* Source extract:
--*--

In September and October, we began a series on the language of publishing—or, as Joel Friedlander of thebookdesigner.com calls it, the mumbo-jumbo you need to understand when speaking to designers, book manufacturers, wholesalers, and POD specialists.

The glossary we’re developing is designed to help you do business in the book world whether you’re an old-timer who needs to adjust to digital developments and deal with authors and customers who don’t understand publishing terms, or a newcomer who’s fearful of the consequences of confusing FOB with prepaid freight or cover price with publisher’s net.

We’ve included some of the terms Friedlander defines in his post on “The Language of the Book” and Pete Masterson covers in his Book Design and Production as well as terms that industry specialists tell us are frequently misunderstood and jargon that members find confusing.

This third installment of the glossary will be followed in February by the fourth, covering J, K, and L. Then we’ll continue, usually every other month, through Z. If we miss (or misconstrue) a term, let us know via linda@ibpa-online.org. If you’d like us to add a term or terms, let us know that too. When the glossary is complete, it will be available as a single publication.

For an advanced degree in everything from acquisitions editor to zines, you’ll find more resources at the end of each installment of the series. P.S. The terms printed in red in a definition are defined (or will be) elsewhere in the glossary.

 

G

Galleys, galley proofs: Originally, a galley was the long narrow tray in which metal type stood after being set, either by hand or with a hot-lead typesetter such as a Linotype. Galley proofs were the long sheets of paper with impressions made from the type in the trays. Today galley proofs might consist of unpaginated text, but more commonly they’re page proofs (see also ARCs). Initial page proofs, used for proofreading, may have no images or have only blocks reserved for images.

Gamut: A complete subset of colors. When certain colors cannot be displayed within a particular color model, those colors are said to be out of gamut. For example, the pure red in the RGB color model gamut is out of gamut in the CMYK model and an approximation must be created.

--*--

* Tasks to carry out:
[A] In the glossary excerpt, when will the fourth installment appear, and which letters will it cover?
[B] Output the passage of the glossary excerpt starting with "We’ve included some" and going on through "in the glossary.".
The records after this point are separate material, apart from the glossary excerpt.

--*--

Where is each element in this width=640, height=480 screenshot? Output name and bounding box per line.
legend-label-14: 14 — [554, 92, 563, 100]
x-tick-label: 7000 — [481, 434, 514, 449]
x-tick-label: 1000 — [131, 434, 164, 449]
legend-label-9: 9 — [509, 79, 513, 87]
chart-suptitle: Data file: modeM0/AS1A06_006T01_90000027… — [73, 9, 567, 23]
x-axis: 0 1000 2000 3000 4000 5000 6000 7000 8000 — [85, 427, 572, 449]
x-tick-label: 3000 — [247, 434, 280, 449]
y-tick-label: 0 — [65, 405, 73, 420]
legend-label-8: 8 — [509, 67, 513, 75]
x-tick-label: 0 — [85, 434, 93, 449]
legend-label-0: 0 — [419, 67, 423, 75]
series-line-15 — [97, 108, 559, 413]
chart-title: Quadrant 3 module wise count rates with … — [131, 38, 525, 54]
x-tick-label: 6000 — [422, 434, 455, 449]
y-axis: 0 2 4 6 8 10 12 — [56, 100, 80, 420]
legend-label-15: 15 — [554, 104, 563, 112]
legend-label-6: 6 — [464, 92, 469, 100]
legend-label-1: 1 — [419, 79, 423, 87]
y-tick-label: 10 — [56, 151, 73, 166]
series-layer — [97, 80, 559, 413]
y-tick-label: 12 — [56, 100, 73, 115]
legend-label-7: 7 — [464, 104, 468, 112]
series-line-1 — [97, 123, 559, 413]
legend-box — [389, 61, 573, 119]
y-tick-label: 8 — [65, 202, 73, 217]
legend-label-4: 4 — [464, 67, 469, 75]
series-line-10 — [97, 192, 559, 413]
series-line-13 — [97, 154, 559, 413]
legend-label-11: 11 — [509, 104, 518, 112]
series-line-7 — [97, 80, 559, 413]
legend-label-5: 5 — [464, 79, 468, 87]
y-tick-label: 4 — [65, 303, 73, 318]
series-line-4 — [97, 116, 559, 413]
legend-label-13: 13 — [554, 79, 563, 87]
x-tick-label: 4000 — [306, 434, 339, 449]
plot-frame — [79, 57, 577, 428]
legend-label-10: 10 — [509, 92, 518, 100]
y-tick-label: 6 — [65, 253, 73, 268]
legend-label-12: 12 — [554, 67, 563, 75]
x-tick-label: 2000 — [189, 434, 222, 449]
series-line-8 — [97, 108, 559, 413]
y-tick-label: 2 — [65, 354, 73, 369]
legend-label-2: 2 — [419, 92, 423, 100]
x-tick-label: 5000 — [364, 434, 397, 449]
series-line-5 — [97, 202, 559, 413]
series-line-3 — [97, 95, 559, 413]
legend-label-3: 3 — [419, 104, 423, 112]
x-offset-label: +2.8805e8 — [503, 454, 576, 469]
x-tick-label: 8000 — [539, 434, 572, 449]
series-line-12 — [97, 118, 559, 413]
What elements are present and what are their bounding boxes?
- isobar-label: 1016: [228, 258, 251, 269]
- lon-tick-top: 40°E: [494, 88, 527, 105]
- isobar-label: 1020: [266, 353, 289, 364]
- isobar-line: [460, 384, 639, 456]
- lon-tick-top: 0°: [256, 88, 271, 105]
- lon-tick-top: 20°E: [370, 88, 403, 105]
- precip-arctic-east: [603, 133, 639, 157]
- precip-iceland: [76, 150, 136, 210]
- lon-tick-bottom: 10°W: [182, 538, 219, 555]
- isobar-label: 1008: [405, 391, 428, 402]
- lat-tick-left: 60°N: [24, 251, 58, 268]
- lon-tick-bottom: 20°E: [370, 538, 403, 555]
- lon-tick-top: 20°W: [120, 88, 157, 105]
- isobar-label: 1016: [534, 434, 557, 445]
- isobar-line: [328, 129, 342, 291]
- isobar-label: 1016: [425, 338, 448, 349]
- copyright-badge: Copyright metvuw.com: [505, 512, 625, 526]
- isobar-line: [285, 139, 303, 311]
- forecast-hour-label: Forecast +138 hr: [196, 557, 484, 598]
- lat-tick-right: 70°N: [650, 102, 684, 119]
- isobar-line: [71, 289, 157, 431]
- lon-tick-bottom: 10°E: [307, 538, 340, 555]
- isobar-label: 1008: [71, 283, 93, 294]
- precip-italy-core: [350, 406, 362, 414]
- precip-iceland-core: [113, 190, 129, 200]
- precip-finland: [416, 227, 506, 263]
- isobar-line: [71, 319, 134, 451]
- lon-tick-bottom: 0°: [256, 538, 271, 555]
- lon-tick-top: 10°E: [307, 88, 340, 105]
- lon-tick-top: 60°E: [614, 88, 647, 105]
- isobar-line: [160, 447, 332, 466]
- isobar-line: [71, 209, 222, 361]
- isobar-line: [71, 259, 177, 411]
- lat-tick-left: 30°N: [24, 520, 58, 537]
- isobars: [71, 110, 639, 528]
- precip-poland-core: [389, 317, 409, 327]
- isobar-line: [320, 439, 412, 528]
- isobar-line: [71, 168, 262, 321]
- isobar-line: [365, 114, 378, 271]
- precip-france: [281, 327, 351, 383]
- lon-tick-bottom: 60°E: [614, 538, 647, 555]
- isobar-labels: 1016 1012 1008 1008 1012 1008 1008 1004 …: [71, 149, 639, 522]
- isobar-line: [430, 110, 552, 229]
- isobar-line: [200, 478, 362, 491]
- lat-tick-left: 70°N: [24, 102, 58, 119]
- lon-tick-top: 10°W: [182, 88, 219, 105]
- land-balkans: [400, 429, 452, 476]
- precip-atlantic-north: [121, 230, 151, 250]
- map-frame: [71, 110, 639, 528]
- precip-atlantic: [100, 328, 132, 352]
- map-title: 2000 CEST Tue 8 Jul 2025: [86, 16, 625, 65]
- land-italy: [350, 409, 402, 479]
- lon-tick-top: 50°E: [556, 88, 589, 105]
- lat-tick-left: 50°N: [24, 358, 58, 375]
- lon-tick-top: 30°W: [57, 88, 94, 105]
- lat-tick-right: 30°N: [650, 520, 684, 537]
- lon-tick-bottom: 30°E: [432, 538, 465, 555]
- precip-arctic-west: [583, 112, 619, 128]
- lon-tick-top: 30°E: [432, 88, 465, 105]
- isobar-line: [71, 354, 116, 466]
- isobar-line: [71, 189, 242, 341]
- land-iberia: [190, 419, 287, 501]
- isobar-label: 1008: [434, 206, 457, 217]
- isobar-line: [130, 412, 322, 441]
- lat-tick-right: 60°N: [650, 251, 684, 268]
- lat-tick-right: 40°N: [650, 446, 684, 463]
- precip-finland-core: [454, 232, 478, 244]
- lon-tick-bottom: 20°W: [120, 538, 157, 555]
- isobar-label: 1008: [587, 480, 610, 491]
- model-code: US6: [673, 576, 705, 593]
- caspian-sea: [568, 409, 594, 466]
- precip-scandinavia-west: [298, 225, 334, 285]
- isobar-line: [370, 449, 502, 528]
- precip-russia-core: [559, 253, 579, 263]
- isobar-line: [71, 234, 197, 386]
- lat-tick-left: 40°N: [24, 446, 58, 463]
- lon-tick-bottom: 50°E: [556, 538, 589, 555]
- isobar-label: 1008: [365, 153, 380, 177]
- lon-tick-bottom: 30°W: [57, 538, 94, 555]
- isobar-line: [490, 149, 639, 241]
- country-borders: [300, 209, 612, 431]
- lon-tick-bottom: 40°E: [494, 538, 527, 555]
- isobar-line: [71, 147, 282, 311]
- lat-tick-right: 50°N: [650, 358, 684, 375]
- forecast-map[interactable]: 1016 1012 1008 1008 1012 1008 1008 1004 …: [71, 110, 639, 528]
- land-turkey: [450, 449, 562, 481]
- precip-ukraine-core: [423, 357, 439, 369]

--*--

* Solutions to the problems:
[A] It will appear in February and cover J, K, and L.

[B]
We’ve included some of the terms Friedlander defines in his post on “The Language of the Book” and Pete Masterson covers in his Book Design and Production as well as terms that industry specialists tell us are frequently misunderstood and jargon that members find confusing.

This third installment of the glossary will be followed in February by the fourth, covering J, K, and L. Then we’ll continue, usually every other month, through Z. If we miss (or misconstrue) a term, let us know via linda@ibpa-online.org. If you’d like us to add a term or terms, let us know that too. When the glossary is complete, it will be available as a single publication.

For an advanced degree in everything from acquisitions editor to zines, you’ll find more resources at the end of each installment of the series. P.S. The terms printed in red in a definition are defined (or will be) elsewhere in the glossary.